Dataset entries
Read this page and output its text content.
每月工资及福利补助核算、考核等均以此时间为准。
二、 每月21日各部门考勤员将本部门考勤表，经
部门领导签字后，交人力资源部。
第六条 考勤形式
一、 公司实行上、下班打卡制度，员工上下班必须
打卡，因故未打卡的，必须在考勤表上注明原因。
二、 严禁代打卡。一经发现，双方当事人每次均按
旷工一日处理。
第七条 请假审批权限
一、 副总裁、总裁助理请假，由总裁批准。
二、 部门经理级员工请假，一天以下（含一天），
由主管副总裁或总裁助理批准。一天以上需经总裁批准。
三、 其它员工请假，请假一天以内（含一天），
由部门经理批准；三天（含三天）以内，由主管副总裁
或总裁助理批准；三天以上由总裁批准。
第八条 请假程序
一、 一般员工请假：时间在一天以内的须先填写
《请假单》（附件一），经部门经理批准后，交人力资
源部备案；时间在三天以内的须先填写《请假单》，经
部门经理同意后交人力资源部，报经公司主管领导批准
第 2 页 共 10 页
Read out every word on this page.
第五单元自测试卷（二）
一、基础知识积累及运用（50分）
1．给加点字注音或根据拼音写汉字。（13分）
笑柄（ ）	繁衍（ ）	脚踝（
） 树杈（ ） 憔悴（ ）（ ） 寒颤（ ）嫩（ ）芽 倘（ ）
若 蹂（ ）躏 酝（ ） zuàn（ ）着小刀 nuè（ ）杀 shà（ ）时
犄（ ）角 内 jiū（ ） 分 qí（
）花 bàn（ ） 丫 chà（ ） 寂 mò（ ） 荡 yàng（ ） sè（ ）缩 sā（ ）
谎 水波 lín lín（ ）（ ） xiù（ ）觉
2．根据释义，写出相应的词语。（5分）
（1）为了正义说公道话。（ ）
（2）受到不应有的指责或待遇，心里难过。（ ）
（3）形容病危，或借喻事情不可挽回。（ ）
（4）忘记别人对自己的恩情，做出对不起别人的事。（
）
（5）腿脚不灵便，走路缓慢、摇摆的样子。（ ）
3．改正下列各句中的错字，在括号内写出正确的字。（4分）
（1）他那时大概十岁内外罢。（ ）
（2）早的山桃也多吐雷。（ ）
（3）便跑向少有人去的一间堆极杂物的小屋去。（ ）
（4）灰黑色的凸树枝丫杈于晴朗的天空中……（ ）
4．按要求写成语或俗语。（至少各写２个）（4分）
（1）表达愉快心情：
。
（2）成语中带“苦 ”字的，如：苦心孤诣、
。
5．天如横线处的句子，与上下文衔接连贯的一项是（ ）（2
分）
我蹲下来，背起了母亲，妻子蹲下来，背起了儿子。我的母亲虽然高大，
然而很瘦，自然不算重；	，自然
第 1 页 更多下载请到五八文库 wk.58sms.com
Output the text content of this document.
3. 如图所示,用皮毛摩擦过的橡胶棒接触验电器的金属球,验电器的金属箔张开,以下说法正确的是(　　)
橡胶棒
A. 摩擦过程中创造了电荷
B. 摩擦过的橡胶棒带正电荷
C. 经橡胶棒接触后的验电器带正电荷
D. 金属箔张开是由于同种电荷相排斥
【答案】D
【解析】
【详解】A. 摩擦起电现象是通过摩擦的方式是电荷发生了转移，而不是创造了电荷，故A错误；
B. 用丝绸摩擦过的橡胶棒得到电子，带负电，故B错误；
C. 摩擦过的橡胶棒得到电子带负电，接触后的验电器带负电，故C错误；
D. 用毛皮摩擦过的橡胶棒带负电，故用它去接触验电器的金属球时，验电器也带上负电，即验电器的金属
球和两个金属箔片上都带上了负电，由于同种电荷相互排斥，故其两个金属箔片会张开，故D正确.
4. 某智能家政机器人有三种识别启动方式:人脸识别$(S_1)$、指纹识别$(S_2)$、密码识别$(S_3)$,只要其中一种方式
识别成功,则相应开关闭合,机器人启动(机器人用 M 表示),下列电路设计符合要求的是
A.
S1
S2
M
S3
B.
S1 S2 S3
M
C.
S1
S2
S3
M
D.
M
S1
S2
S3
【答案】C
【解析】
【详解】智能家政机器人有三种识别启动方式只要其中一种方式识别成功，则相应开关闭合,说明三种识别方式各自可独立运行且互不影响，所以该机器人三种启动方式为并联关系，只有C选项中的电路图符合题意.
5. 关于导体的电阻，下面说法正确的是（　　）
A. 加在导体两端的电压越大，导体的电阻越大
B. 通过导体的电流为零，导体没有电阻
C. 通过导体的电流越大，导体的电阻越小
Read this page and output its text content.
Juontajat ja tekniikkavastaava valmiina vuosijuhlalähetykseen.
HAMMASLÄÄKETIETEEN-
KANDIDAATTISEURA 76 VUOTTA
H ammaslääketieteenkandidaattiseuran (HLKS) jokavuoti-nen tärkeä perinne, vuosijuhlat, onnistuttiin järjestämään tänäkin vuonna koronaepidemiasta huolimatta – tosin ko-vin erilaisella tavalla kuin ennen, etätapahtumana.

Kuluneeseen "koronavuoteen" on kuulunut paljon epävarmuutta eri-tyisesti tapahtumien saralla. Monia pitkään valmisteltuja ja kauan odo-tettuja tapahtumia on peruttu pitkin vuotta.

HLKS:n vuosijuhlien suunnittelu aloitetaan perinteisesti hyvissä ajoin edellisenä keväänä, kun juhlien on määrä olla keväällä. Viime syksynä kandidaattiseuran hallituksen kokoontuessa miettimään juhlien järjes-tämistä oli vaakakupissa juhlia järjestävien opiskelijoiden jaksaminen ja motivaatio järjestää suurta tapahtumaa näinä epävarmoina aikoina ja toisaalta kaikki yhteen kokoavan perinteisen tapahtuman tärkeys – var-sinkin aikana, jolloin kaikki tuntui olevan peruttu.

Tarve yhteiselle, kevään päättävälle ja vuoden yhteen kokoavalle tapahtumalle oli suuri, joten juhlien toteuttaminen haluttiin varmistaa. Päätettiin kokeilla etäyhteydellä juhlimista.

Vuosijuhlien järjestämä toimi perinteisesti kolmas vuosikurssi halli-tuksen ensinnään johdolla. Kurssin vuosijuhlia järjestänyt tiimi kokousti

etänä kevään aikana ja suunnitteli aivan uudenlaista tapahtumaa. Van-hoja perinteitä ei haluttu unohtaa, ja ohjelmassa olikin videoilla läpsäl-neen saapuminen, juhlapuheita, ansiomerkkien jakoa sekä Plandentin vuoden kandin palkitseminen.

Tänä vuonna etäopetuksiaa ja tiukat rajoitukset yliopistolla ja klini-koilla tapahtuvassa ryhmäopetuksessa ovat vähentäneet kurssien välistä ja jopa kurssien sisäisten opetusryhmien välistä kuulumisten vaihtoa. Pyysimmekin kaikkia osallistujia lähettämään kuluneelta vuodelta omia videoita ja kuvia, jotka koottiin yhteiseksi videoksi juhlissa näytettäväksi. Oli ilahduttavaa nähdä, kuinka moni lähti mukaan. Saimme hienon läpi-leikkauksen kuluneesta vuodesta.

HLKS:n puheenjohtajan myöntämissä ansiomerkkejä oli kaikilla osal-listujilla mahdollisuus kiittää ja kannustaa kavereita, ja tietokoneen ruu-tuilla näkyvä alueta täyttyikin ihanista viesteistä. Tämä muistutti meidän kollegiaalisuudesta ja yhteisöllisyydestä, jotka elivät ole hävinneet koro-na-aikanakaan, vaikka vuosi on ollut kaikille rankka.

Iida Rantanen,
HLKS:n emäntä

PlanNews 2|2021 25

▸ **TASK GOAL**: Return what is listed above, exactly and completely.

▸ **FINAL RESULT**:
Read this page and output its text content.
每月工资及福利补助核算、考核等均以此时间为准。
二、 每月21日各部门考勤员将本部门考勤表，经
部门领导签字后，交人力资源部。
第六条 考勤形式
一、 公司实行上、下班打卡制度，员工上下班必须
打卡，因故未打卡的，必须在考勤表上注明原因。
二、 严禁代打卡。一经发现，双方当事人每次均按
旷工一日处理。
第七条 请假审批权限
一、 副总裁、总裁助理请假，由总裁批准。
二、 部门经理级员工请假，一天以下（含一天），
由主管副总裁或总裁助理批准。一天以上需经总裁批准。
三、 其它员工请假，请假一天以内（含一天），
由部门经理批准；三天（含三天）以内，由主管副总裁
或总裁助理批准；三天以上由总裁批准。
第八条 请假程序
一、 一般员工请假：时间在一天以内的须先填写
《请假单》（附件一），经部门经理批准后，交人力资
源部备案；时间在三天以内的须先填写《请假单》，经
部门经理同意后交人力资源部，报经公司主管领导批准
第 2 页 共 10 页
Read out every word on this page.
第五单元自测试卷（二）
一、基础知识积累及运用（50分）
1．给加点字注音或根据拼音写汉字。（13分）
笑柄（ ）	繁衍（ ）	脚踝（
） 树杈（ ） 憔悴（ ）（ ） 寒颤（ ）嫩（ ）芽 倘（ ）
若 蹂（ ）躏 酝（ ） zuàn（ ）着小刀 nuè（ ）杀 shà（ ）时
犄（ ）角 内 jiū（ ） 分 qí（
）花 bàn（ ） 丫 chà（ ） 寂 mò（ ） 荡 yàng（ ） sè（ ）缩 sā（ ）
谎 水波 lín lín（ ）（ ） xiù（ ）觉
2．根据释义，写出相应的词语。（5分）
（1）为了正义说公道话。（ ）
（2）受到不应有的指责或待遇，心里难过。（ ）
（3）形容病危，或借喻事情不可挽回。（ ）
（4）忘记别人对自己的恩情，做出对不起别人的事。（
）
（5）腿脚不灵便，走路缓慢、摇摆的样子。（ ）
3．改正下列各句中的错字，在括号内写出正确的字。（4分）
（1）他那时大概十岁内外罢。（ ）
（2）早的山桃也多吐雷。（ ）
（3）便跑向少有人去的一间堆极杂物的小屋去。（ ）
（4）灰黑色的凸树枝丫杈于晴朗的天空中……（ ）
4．按要求写成语或俗语。（至少各写２个）（4分）
（1）表达愉快心情：
。
（2）成语中带“苦 ”字的，如：苦心孤诣、
。
5．天如横线处的句子，与上下文衔接连贯的一项是（ ）（2
分）
我蹲下来，背起了母亲，妻子蹲下来，背起了儿子。我的母亲虽然高大，
然而很瘦，自然不算重；	，自然
第 1 页 更多下载请到五八文库 wk.58sms.com
Output the text content of this document.
3. 如图所示,用皮毛摩擦过的橡胶棒接触验电器的金属球,验电器的金属箔张开,以下说法正确的是(　　)
橡胶棒
A. 摩擦过程中创造了电荷
B. 摩擦过的橡胶棒带正电荷
C. 经橡胶棒接触后的验电器带正电荷
D. 金属箔张开是由于同种电荷相排斥
【答案】D
【解析】
【详解】A. 摩擦起电现象是通过摩擦的方式是电荷发生了转移，而不是创造了电荷，故A错误；
B. 用丝绸摩擦过的橡胶棒得到电子，带负电，故B错误；
C. 摩擦过的橡胶棒得到电子带负电，接触后的验电器带负电，故C错误；
D. 用毛皮摩擦过的橡胶棒带负电，故用它去接触验电器的金属球时，验电器也带上负电，即验电器的金属
球和两个金属箔片上都带上了负电，由于同种电荷相互排斥，故其两个金属箔片会张开，故D正确.
4. 某智能家政机器人有三种识别启动方式:人脸识别$(S_1)$、指纹识别$(S_2)$、密码识别$(S_3)$,只要其中一种方式
识别成功,则相应开关闭合,机器人启动(机器人用 M 表示),下列电路设计符合要求的是
A.
S1
S2
M
S3
B.
S1 S2 S3
M
C.
S1
S2
S3
M
D.
M
S1
S2
S3
【答案】C
【解析】
【详解】智能家政机器人有三种识别启动方式只要其中一种方式识别成功，则相应开关闭合,说明三种识别方式各自可独立运行且互不影响，所以该机器人三种启动方式为并联关系，只有C选项中的电路图符合题意.
5. 关于导体的电阻，下面说法正确的是（　　）
A. 加在导体两端的电压越大，导体的电阻越大
B. 通过导体的电流为零，导体没有电阻
C. 通过导体的电流越大，导体的电阻越小
Read this page and output its text content.
Juontajat ja tekniikkavastaava valmiina vuosijuhlalähetykseen.
HAMMASLÄÄKETIETEEN-
KANDIDAATTISEURA 76 VUOTTA
H ammaslääketieteenkandidaattiseuran (HLKS) jokavuoti-nen tärkeä perinne, vuosijuhlat, onnistuttiin järjestämään tänäkin vuonna koronaepidemiasta huolimatta – tosin ko-vin erilaisella tavalla kuin ennen, etätapahtumana.

Kuluneeseen "koronavuoteen" on kuulunut paljon epävarmuutta eri-tyisesti tapahtumien saralla. Monia pitkään valmisteltuja ja kauan odo-tettuja tapahtumia on peruttu pitkin vuotta.

HLKS:n vuosijuhlien suunnittelu aloitetaan perinteisesti hyvissä ajoin edellisenä keväänä, kun juhlien on määrä olla keväällä. Viime syksynä kandidaattiseuran hallituksen kokoontuessa miettimään juhlien järjes-tämistä oli vaakakupissa juhlia järjestävien opiskelijoiden jaksaminen ja motivaatio järjestää suurta tapahtumaa näinä epävarmoina aikoina ja toisaalta kaikki yhteen kokoavan perinteisen tapahtuman tärkeys – var-sinkin aikana, jolloin kaikki tuntui olevan peruttu.

Tarve yhteiselle, kevään päättävälle ja vuoden yhteen kokoavalle tapahtumalle oli suuri, joten juhlien toteuttaminen haluttiin varmistaa. Päätettiin kokeilla etäyhteydellä juhlimista.

Vuosijuhlien järjestämä toimi perinteisesti kolmas vuosikurssi halli-tuksen ensinnään johdolla. Kurssin vuosijuhlia järjestänyt tiimi kokousti

etänä kevään aikana ja suunnitteli aivan uudenlaista tapahtumaa. Van-hoja perinteitä ei haluttu unohtaa, ja ohjelmassa olikin videoilla läpsäl-neen saapuminen, juhlapuheita, ansiomerkkien jakoa sekä Plandentin vuoden kandin palkitseminen.

Tänä vuonna etäopetuksiaa ja tiukat rajoitukset yliopistolla ja klini-koilla tapahtuvassa ryhmäopetuksessa ovat vähentäneet kurssien välistä ja jopa kurssien sisäisten opetusryhmien välistä kuulumisten vaihtoa. Pyysimmekin kaikkia osallistujia lähettämään kuluneelta vuodelta omia videoita ja kuvia, jotka koottiin yhteiseksi videoksi juhlissa näytettäväksi. Oli ilahduttavaa nähdä, kuinka moni lähti mukaan. Saimme hienon läpi-leikkauksen kuluneesta vuodesta.

HLKS:n puheenjohtajan myöntämissä ansiomerkkejä oli kaikilla osal-listujilla mahdollisuus kiittää ja kannustaa kavereita, ja tietokoneen ruu-tuilla näkyvä alueta täyttyikin ihanista viesteistä. Tämä muistutti meidän kollegiaalisuudesta ja yhteisöllisyydestä, jotka elivät ole hävinneet koro-na-aikanakaan, vaikka vuosi on ollut kaikille rankka.

Iida Rantanen,
HLKS:n emäntä

PlanNews 2|2021 25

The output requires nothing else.